## Data provided
★ ★ ★ ★ ★ ★ ★
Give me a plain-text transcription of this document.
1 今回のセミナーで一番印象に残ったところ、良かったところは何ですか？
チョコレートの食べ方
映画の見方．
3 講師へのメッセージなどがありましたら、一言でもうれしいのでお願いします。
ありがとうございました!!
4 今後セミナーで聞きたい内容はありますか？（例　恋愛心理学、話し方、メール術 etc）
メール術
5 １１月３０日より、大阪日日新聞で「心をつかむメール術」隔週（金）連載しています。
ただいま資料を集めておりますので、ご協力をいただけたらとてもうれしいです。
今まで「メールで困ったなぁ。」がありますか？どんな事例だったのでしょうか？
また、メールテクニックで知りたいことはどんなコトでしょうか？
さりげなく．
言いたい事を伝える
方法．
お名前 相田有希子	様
★ ★ ★ ★ ★ ★ ★
## Written request
Repeat all entries. Match them exactly.

## Exercise answer
Give me a plain-text transcription of this document.
1 今回のセミナーで一番印象に残ったところ、良かったところは何ですか？
チョコレートの食べ方
映画の見方．
3 講師へのメッセージなどがありましたら、一言でもうれしいのでお願いします。
ありがとうございました!!
4 今後セミナーで聞きたい内容はありますか？（例　恋愛心理学、話し方、メール術 etc）
メール術
5 １１月３０日より、大阪日日新聞で「心をつかむメール術」隔週（金）連載しています。
ただいま資料を集めておりますので、ご協力をいただけたらとてもうれしいです。
今まで「メールで困ったなぁ。」がありますか？どんな事例だったのでしょうか？
また、メールテクニックで知りたいことはどんなコトでしょうか？
さりげなく．
言いたい事を伝える
方法．
お名前 相田有希子	様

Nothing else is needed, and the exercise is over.